**Written task**.
Only the lines from the one with "Read this page and output its text content." onward are wanted, through the last line of the entries, set down exactly.
┌──
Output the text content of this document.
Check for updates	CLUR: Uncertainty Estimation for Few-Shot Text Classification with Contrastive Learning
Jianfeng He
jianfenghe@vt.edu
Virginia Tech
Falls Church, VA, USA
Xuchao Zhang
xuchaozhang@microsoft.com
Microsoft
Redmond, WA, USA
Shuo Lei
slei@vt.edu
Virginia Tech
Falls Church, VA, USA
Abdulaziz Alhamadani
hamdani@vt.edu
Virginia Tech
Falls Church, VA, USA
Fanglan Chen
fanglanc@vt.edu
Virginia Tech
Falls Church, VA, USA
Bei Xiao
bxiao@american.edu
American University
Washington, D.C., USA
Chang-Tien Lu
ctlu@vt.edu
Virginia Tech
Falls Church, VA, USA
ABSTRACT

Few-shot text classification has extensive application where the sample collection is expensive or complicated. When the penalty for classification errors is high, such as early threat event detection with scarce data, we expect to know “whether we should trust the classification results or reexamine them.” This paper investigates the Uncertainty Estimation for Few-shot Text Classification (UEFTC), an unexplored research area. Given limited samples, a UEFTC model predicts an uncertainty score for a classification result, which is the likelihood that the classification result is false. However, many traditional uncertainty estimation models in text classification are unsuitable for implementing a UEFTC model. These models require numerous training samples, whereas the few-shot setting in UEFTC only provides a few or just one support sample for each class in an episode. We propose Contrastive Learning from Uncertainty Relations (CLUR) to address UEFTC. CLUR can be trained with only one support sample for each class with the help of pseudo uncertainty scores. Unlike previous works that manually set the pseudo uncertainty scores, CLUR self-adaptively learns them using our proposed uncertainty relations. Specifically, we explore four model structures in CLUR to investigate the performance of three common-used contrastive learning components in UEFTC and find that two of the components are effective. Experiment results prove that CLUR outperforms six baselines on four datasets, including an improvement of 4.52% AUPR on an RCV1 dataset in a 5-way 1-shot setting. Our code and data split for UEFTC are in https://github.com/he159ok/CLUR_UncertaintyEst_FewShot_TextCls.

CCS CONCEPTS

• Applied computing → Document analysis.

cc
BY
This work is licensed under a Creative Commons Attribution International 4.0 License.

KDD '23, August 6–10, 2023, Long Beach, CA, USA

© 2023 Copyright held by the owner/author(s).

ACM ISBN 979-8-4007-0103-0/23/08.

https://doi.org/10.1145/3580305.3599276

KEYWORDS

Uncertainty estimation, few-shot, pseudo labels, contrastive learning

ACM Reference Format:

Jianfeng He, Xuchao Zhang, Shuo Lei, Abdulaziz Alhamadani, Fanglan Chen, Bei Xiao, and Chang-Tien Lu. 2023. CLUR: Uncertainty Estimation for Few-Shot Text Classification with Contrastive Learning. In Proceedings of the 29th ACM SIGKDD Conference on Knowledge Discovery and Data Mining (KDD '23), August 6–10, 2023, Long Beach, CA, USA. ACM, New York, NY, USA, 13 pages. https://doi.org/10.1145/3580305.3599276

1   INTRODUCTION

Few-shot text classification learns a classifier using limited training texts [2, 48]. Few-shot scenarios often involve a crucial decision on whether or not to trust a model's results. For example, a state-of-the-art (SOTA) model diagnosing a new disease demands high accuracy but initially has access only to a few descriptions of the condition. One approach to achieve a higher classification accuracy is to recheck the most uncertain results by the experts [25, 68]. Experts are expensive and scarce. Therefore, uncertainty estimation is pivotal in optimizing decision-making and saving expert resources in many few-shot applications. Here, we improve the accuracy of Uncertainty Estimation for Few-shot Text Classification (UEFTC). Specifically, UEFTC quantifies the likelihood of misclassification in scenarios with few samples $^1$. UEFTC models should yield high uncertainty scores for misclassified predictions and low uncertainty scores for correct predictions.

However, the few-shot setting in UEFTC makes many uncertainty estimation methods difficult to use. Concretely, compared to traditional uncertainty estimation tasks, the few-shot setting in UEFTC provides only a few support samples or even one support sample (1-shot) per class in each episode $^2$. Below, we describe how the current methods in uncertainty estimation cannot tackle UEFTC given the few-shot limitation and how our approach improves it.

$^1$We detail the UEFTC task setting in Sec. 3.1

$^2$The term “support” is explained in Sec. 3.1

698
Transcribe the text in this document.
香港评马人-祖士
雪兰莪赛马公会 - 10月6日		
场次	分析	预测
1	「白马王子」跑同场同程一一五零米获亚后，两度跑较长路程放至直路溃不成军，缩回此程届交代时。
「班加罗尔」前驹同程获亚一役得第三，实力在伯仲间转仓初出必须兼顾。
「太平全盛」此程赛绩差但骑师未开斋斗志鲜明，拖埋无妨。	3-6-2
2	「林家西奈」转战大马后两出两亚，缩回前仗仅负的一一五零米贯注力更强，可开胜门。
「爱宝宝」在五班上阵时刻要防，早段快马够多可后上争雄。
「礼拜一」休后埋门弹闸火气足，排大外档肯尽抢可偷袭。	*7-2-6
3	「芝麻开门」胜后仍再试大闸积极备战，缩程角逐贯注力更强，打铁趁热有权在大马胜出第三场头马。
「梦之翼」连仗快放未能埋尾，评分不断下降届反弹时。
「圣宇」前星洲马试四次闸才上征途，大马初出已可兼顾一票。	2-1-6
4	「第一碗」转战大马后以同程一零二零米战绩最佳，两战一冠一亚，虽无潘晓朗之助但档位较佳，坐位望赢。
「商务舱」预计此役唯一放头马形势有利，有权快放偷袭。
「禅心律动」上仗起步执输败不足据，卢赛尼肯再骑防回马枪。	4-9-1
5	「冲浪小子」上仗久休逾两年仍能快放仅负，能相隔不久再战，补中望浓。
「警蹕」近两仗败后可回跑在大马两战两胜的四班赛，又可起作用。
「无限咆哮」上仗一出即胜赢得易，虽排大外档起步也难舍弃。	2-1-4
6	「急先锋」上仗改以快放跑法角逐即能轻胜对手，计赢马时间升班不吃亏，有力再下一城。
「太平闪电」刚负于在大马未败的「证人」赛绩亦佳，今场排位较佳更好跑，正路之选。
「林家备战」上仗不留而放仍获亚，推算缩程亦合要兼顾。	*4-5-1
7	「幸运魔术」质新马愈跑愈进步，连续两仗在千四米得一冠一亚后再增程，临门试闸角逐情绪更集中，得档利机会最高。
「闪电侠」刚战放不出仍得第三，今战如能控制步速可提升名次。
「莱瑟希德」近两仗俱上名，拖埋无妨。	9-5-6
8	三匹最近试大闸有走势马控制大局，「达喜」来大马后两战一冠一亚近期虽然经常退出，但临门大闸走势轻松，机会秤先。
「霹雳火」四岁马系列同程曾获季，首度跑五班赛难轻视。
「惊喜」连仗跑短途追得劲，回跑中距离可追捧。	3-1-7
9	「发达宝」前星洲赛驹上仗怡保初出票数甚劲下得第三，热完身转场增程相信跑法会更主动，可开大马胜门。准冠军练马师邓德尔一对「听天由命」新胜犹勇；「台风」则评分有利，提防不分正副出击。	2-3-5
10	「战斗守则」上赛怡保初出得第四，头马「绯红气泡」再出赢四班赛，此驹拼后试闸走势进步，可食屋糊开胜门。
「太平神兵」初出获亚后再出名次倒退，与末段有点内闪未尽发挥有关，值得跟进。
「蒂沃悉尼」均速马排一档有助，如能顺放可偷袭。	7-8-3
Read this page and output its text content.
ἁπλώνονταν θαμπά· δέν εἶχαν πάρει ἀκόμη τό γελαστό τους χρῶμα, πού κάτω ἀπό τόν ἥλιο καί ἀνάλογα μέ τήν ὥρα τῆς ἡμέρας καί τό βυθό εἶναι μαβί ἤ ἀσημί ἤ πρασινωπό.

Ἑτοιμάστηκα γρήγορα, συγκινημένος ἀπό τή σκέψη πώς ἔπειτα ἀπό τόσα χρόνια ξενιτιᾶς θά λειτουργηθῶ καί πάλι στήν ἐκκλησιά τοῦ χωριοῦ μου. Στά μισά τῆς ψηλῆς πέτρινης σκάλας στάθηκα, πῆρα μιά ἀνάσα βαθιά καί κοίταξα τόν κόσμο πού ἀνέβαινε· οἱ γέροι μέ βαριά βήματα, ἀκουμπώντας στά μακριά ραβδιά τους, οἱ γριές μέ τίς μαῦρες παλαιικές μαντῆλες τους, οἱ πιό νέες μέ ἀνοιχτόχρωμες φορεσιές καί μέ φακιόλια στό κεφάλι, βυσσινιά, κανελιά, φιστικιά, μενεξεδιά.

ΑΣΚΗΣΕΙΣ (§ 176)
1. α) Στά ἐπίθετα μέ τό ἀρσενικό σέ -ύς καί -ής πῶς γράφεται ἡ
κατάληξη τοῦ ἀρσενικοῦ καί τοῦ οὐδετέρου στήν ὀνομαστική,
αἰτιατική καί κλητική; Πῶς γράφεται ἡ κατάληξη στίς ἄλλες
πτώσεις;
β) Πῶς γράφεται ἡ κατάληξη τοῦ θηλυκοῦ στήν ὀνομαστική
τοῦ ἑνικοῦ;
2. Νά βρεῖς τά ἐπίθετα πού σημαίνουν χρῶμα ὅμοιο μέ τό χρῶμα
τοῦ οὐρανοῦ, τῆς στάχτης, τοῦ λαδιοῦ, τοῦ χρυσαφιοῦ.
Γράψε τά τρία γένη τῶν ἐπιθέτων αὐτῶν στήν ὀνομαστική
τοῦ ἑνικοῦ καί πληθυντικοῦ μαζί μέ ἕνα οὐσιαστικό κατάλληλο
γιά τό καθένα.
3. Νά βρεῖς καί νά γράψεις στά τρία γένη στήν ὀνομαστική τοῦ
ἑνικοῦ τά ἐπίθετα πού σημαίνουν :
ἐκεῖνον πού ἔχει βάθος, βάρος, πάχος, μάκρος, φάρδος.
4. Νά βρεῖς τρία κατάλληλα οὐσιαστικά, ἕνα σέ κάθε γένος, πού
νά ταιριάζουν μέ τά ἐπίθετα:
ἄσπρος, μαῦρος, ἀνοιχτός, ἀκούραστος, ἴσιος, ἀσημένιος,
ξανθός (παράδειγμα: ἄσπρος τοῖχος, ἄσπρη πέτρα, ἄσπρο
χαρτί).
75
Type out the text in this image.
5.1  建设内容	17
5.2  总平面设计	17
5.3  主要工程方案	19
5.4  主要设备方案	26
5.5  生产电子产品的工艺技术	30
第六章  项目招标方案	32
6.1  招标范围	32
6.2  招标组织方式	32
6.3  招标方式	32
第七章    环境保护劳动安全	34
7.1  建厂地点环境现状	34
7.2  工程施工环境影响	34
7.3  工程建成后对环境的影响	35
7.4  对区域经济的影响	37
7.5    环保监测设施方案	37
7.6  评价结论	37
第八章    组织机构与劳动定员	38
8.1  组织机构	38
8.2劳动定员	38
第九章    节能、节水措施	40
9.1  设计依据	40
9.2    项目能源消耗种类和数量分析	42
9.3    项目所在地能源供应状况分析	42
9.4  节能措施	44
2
└──
**Result below**.
Read this page and output its text content.
ἁπλώνονταν θαμπά· δέν εἶχαν πάρει ἀκόμη τό γελαστό τους χρῶμα, πού κάτω ἀπό τόν ἥλιο καί ἀνάλογα μέ τήν ὥρα τῆς ἡμέρας καί τό βυθό εἶναι μαβί ἤ ἀσημί ἤ πρασινωπό.

Ἑτοιμάστηκα γρήγορα, συγκινημένος ἀπό τή σκέψη πώς ἔπειτα ἀπό τόσα χρόνια ξενιτιᾶς θά λειτουργηθῶ καί πάλι στήν ἐκκλησιά τοῦ χωριοῦ μου. Στά μισά τῆς ψηλῆς πέτρινης σκάλας στάθηκα, πῆρα μιά ἀνάσα βαθιά καί κοίταξα τόν κόσμο πού ἀνέβαινε· οἱ γέροι μέ βαριά βήματα, ἀκουμπώντας στά μακριά ραβδιά τους, οἱ γριές μέ τίς μαῦρες παλαιικές μαντῆλες τους, οἱ πιό νέες μέ ἀνοιχτόχρωμες φορεσιές καί μέ φακιόλια στό κεφάλι, βυσσινιά, κανελιά, φιστικιά, μενεξεδιά.

ΑΣΚΗΣΕΙΣ (§ 176)
1. α) Στά ἐπίθετα μέ τό ἀρσενικό σέ -ύς καί -ής πῶς γράφεται ἡ
κατάληξη τοῦ ἀρσενικοῦ καί τοῦ οὐδετέρου στήν ὀνομαστική,
αἰτιατική καί κλητική; Πῶς γράφεται ἡ κατάληξη στίς ἄλλες
πτώσεις;
β) Πῶς γράφεται ἡ κατάληξη τοῦ θηλυκοῦ στήν ὀνομαστική
τοῦ ἑνικοῦ;
2. Νά βρεῖς τά ἐπίθετα πού σημαίνουν χρῶμα ὅμοιο μέ τό χρῶμα
τοῦ οὐρανοῦ, τῆς στάχτης, τοῦ λαδιοῦ, τοῦ χρυσαφιοῦ.
Γράψε τά τρία γένη τῶν ἐπιθέτων αὐτῶν στήν ὀνομαστική
τοῦ ἑνικοῦ καί πληθυντικοῦ μαζί μέ ἕνα οὐσιαστικό κατάλληλο
γιά τό καθένα.
3. Νά βρεῖς καί νά γράψεις στά τρία γένη στήν ὀνομαστική τοῦ
ἑνικοῦ τά ἐπίθετα πού σημαίνουν :
ἐκεῖνον πού ἔχει βάθος, βάρος, πάχος, μάκρος, φάρδος.
4. Νά βρεῖς τρία κατάλληλα οὐσιαστικά, ἕνα σέ κάθε γένος, πού
νά ταιριάζουν μέ τά ἐπίθετα:
ἄσπρος, μαῦρος, ἀνοιχτός, ἀκούραστος, ἴσιος, ἀσημένιος,
ξανθός (παράδειγμα: ἄσπρος τοῖχος, ἄσπρη πέτρα, ἄσπρο
χαρτί).
75
Type out the text in this image.
5.1  建设内容	17
5.2  总平面设计	17
5.3  主要工程方案	19
5.4  主要设备方案	26
5.5  生产电子产品的工艺技术	30
第六章  项目招标方案	32
6.1  招标范围	32
6.2  招标组织方式	32
6.3  招标方式	32
第七章    环境保护劳动安全	34
7.1  建厂地点环境现状	34
7.2  工程施工环境影响	34
7.3  工程建成后对环境的影响	35
7.4  对区域经济的影响	37
7.5    环保监测设施方案	37
7.6  评价结论	37
第八章    组织机构与劳动定员	38
8.1  组织机构	38
8.2劳动定员	38
第九章    节能、节水措施	40
9.1  设计依据	40
9.2    项目能源消耗种类和数量分析	42
9.3    项目所在地能源供应状况分析	42
9.4  节能措施	44
2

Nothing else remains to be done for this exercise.